▸ Directions for this task:
Pick out each line of the records in which the word "Fall" appears.

Dataset items
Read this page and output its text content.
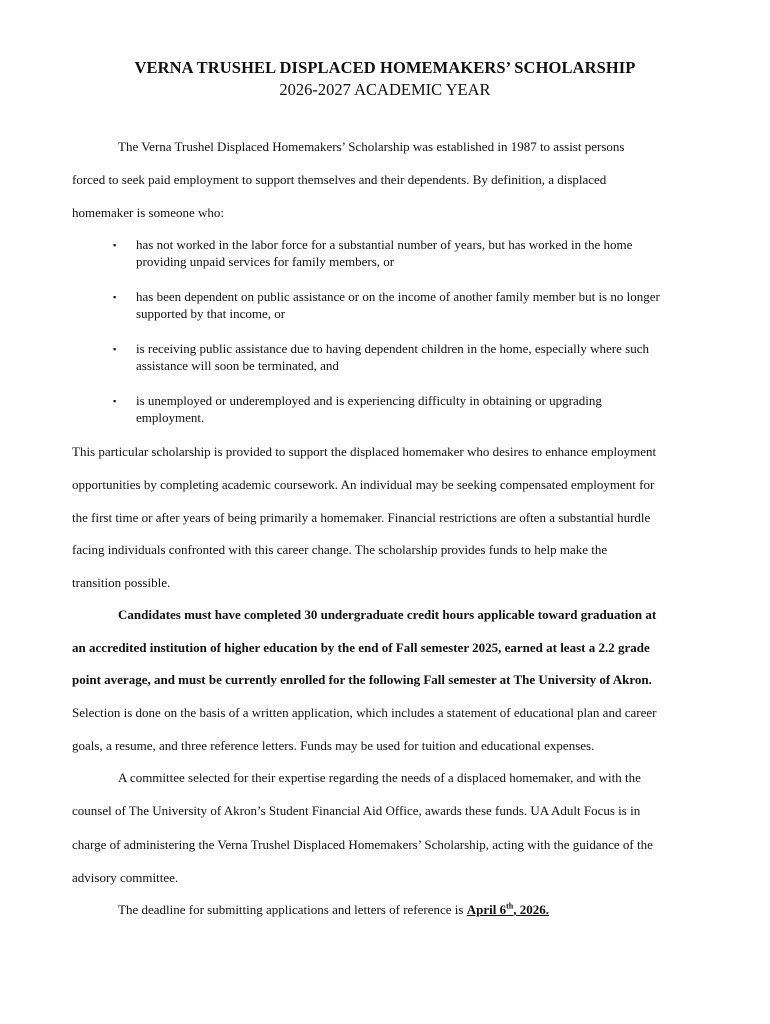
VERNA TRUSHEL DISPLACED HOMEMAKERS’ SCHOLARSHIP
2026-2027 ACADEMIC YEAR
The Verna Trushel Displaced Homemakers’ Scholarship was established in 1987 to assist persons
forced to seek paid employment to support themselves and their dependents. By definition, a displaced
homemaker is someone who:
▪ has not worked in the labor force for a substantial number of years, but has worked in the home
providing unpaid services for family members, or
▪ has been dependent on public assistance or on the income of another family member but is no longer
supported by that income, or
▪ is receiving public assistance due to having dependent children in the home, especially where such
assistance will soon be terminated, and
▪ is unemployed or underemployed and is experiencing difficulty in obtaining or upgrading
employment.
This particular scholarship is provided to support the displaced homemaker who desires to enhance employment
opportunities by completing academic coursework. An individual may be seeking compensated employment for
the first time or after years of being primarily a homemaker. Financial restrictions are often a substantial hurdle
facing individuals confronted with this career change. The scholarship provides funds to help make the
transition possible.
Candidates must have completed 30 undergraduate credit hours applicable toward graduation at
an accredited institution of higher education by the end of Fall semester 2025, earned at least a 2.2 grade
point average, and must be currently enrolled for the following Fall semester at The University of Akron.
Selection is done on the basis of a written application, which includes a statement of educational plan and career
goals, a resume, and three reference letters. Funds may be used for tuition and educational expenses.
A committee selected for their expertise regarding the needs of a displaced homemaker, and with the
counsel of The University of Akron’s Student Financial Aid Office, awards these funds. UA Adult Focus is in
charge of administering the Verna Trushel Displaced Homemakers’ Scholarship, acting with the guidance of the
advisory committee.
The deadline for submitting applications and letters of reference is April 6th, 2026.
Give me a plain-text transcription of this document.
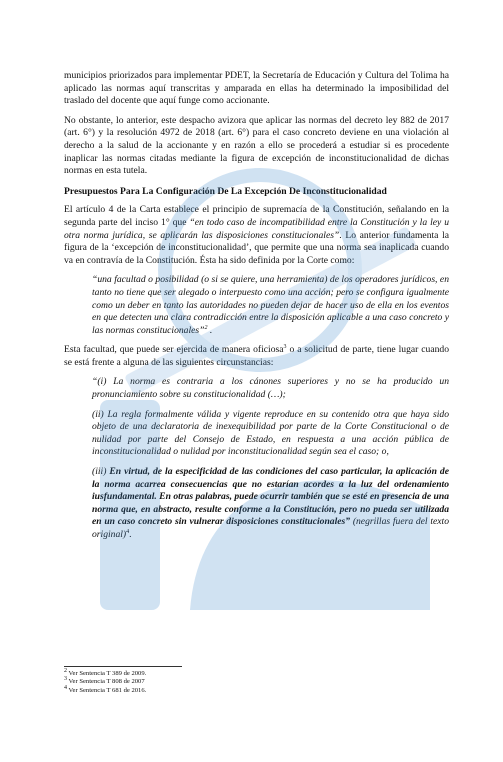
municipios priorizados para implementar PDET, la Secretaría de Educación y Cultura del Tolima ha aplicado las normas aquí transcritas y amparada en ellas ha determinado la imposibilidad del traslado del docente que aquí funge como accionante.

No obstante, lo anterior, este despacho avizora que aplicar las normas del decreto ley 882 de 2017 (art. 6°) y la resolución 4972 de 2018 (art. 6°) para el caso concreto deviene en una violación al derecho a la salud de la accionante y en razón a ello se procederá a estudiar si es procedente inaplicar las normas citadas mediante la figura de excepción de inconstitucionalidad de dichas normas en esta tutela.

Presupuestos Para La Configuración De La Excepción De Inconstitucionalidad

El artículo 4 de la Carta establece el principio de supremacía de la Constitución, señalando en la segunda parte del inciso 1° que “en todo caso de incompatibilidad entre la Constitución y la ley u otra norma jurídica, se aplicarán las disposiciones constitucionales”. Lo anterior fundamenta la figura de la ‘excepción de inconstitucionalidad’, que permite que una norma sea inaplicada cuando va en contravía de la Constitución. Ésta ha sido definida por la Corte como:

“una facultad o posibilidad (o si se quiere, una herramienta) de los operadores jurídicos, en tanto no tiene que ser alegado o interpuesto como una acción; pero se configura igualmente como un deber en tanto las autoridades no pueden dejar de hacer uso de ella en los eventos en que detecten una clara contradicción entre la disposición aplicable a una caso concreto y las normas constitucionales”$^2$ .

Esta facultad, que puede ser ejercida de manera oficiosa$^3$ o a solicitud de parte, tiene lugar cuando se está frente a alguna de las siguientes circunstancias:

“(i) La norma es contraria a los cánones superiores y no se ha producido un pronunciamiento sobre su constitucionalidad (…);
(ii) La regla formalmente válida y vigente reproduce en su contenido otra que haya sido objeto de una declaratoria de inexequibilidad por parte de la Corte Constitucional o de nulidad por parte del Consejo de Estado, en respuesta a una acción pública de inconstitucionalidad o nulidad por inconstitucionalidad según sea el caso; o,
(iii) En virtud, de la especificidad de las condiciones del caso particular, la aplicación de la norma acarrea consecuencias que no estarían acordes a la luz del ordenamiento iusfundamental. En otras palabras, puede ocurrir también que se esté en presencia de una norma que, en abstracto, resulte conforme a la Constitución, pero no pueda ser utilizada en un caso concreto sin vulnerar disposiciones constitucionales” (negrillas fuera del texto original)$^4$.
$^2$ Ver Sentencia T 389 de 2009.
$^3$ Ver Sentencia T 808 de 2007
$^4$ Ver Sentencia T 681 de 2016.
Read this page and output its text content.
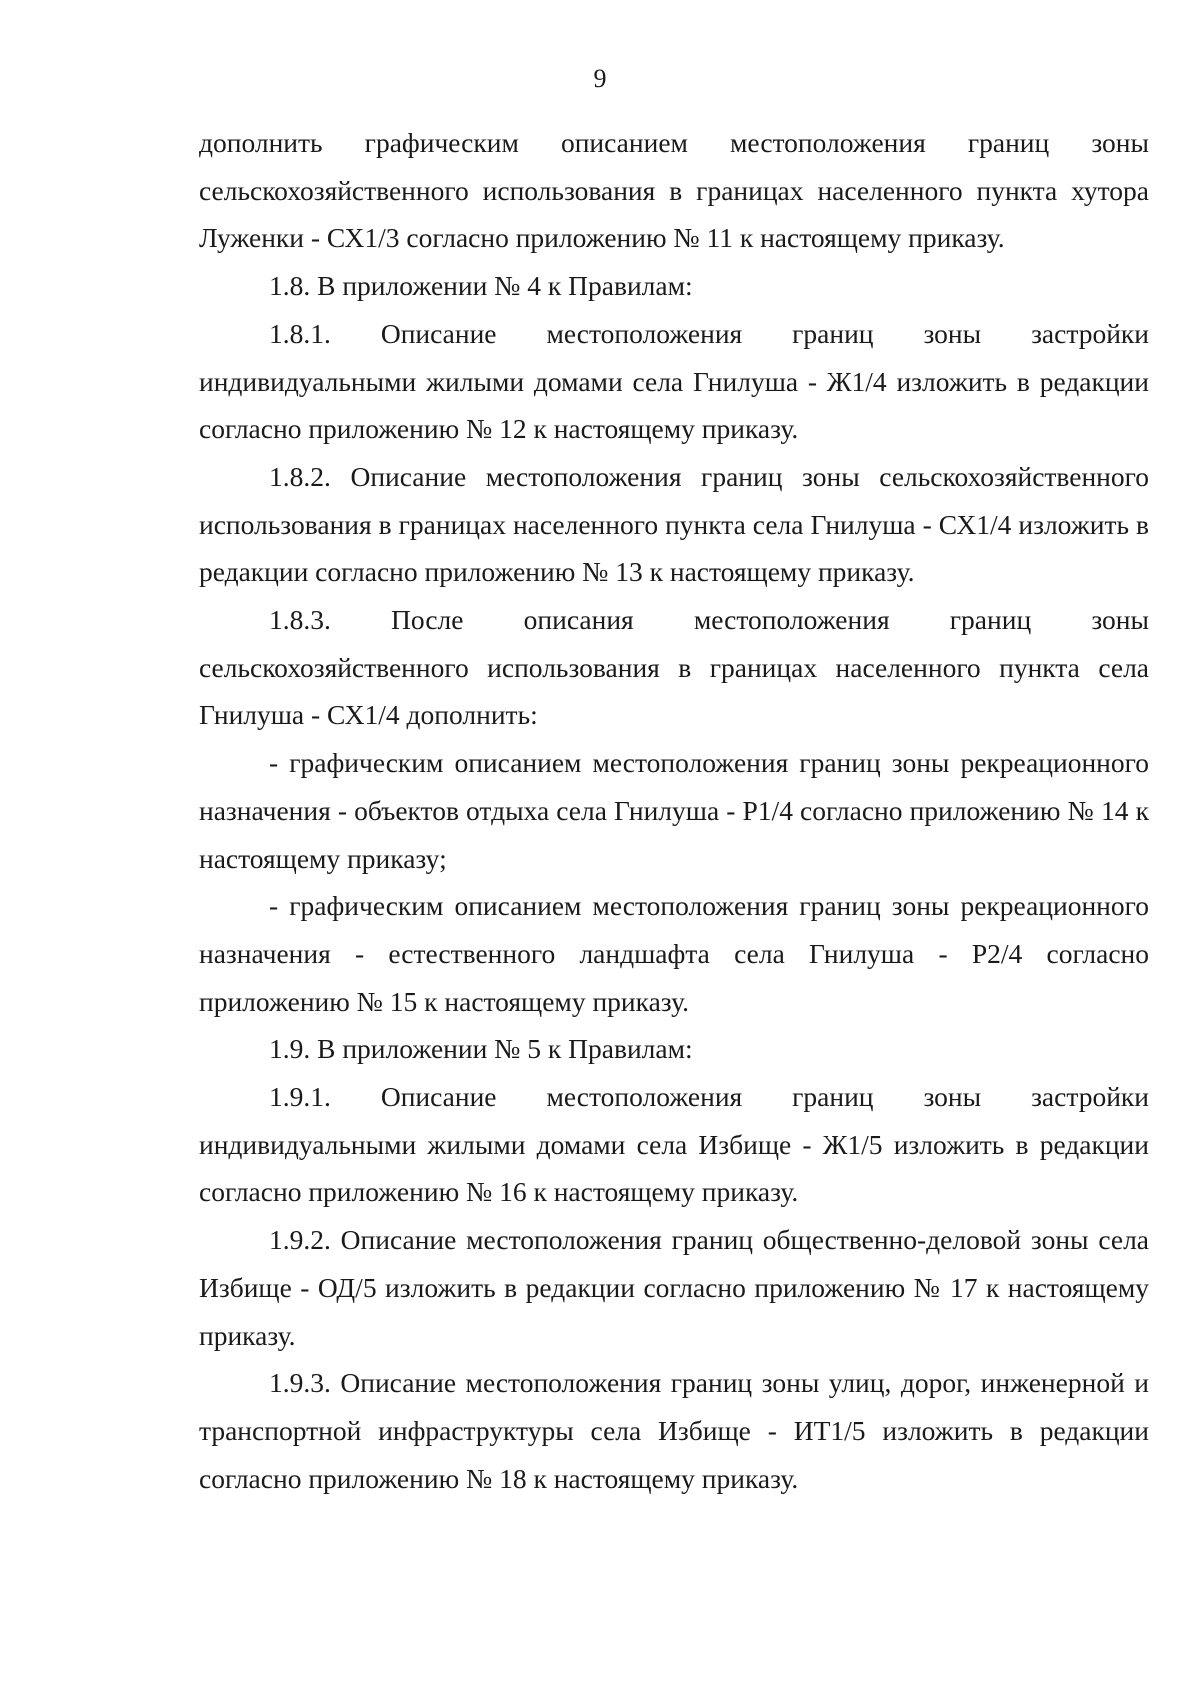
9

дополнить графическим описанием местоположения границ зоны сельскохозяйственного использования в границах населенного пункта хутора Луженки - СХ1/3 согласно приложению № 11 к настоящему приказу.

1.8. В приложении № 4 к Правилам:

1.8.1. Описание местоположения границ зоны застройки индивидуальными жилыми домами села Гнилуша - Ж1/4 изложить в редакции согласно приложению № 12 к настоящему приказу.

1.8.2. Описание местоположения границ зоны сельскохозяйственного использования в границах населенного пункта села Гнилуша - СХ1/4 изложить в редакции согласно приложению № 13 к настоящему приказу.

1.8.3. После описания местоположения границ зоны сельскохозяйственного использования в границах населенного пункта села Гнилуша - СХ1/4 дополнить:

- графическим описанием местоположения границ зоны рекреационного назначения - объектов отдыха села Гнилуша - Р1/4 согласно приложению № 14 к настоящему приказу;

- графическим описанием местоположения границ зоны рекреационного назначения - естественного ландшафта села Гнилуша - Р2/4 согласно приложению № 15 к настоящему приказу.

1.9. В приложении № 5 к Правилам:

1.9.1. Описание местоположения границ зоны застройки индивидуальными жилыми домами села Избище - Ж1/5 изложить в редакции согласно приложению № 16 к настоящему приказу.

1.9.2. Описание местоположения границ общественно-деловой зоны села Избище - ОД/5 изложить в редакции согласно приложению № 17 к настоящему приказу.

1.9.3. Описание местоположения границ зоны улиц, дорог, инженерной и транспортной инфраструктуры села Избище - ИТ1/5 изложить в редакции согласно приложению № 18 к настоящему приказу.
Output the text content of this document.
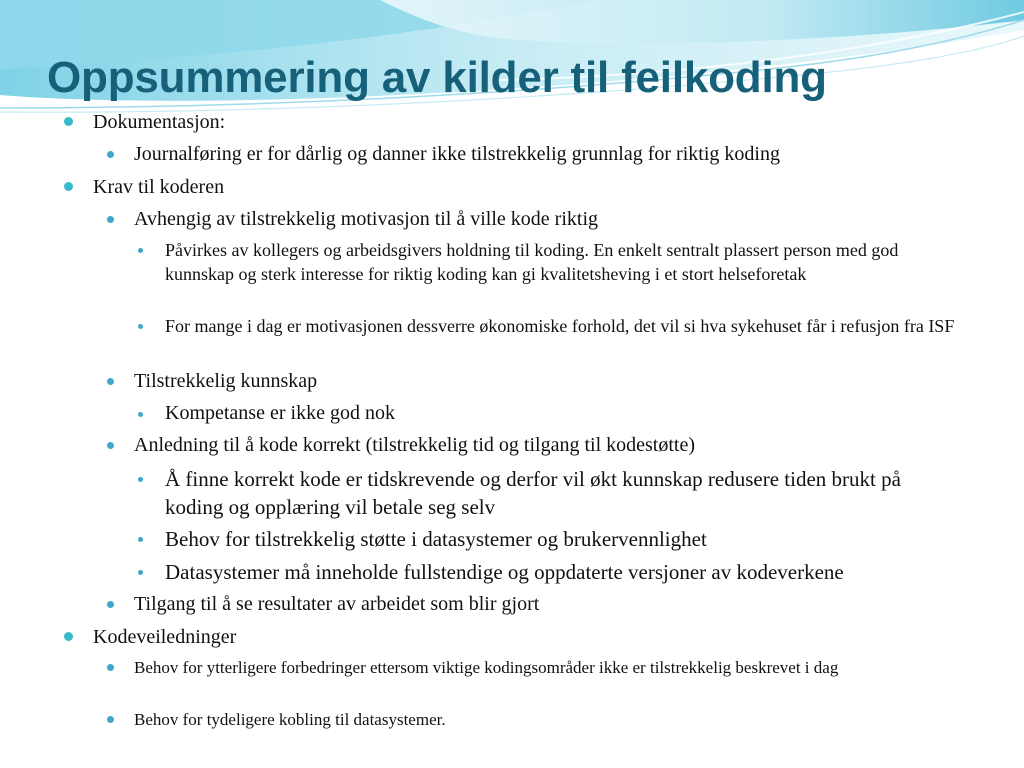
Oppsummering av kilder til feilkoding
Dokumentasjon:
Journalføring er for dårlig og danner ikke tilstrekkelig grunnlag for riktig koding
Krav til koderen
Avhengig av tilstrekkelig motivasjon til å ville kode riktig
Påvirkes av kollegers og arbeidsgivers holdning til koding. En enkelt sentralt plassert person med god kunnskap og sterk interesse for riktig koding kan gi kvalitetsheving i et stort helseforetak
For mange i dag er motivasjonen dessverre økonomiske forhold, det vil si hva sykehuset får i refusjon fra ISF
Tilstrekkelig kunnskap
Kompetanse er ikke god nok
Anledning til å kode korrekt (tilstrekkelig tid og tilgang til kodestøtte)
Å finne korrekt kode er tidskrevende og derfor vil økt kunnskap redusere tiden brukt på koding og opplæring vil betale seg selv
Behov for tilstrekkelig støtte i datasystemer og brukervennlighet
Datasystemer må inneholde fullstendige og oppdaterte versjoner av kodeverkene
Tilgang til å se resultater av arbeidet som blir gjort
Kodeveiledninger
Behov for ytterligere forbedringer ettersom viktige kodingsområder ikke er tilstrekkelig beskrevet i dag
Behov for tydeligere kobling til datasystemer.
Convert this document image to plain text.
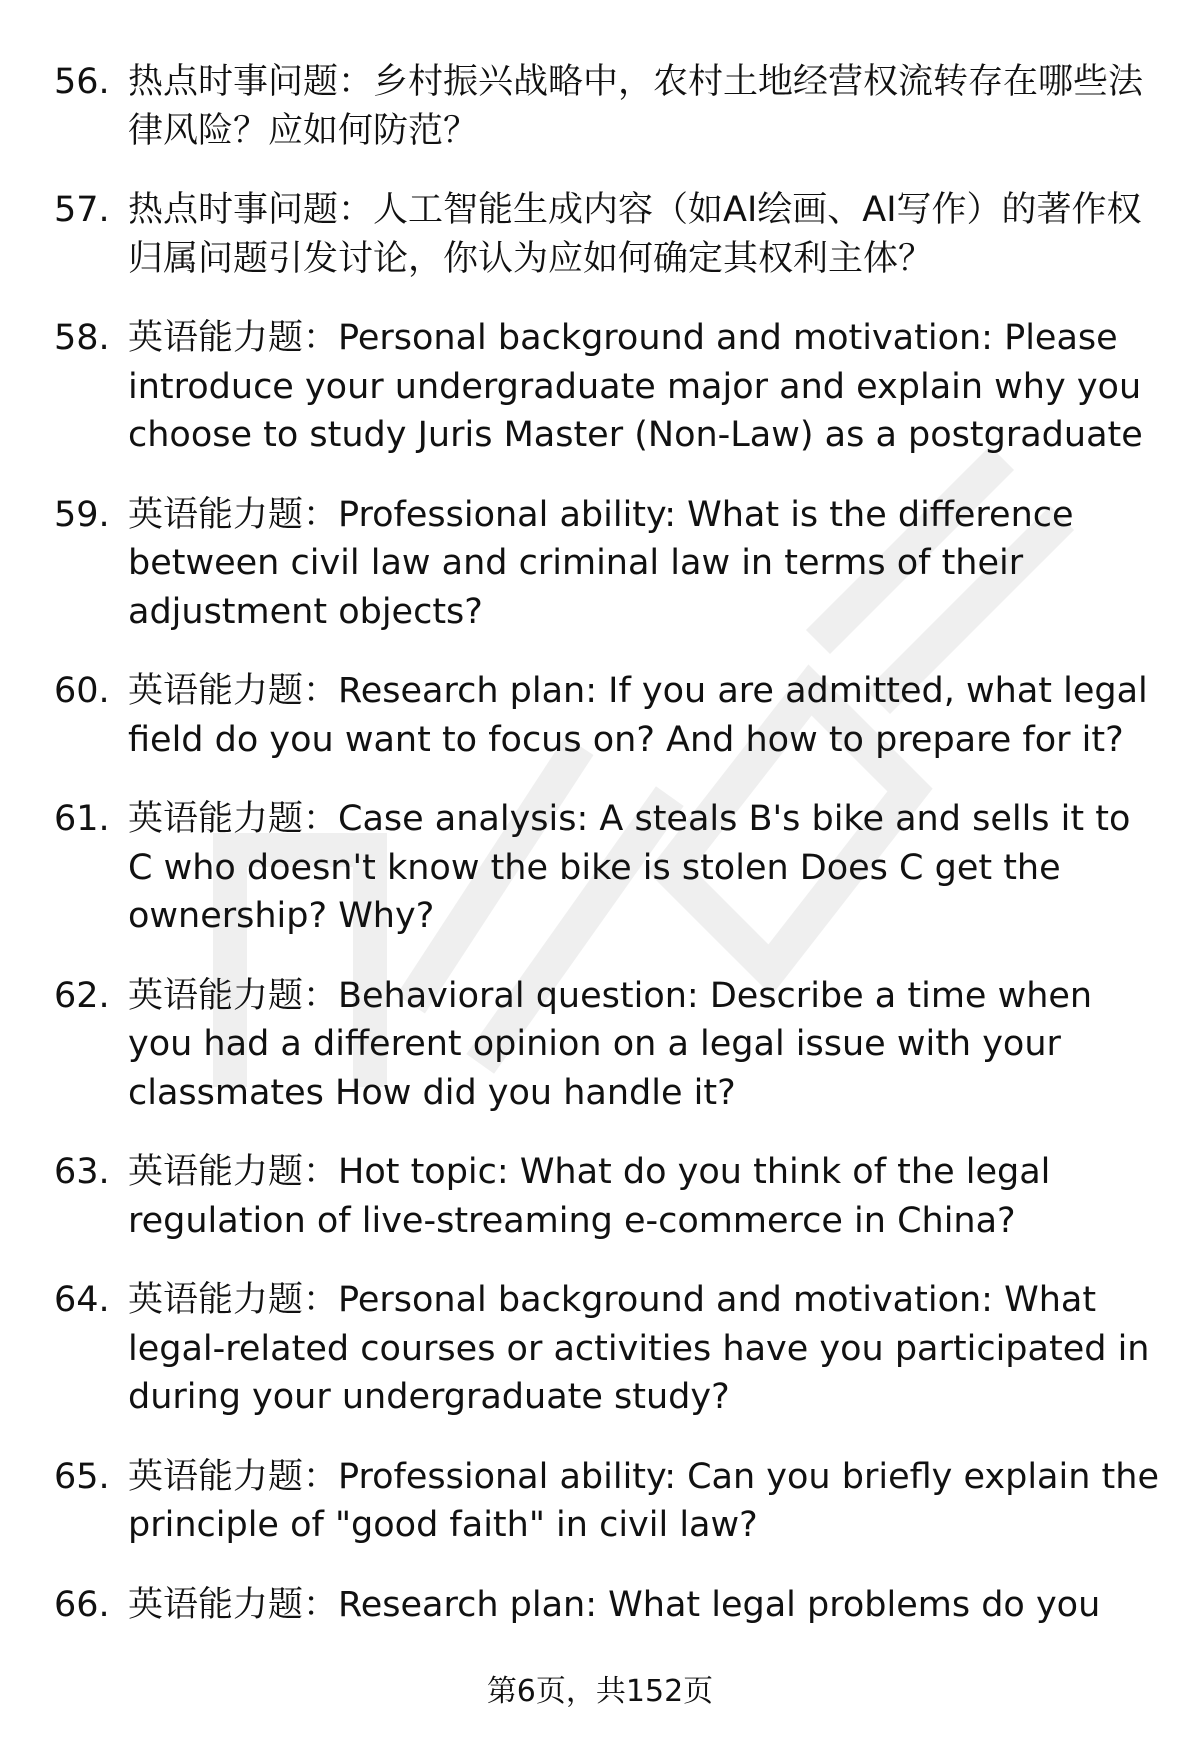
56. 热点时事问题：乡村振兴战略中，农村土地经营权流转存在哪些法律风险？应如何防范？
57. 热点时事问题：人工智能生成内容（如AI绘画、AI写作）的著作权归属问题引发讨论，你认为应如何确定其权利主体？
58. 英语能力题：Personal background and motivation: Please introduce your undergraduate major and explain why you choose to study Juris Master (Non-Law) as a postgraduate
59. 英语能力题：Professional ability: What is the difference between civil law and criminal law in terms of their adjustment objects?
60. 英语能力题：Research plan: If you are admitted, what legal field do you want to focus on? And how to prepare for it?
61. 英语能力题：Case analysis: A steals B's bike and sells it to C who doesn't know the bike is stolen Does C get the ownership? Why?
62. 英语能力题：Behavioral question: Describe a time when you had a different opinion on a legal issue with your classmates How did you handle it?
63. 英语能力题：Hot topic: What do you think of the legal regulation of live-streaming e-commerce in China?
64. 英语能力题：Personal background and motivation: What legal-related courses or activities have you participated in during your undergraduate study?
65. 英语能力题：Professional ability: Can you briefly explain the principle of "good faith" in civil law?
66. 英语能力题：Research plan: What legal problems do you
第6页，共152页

▸ Result:
an accredited institution of higher education by the end of Fall semester 2025, earned at least a 2.2 grade
point average, and must be currently enrolled for the following Fall semester at The University of Akron.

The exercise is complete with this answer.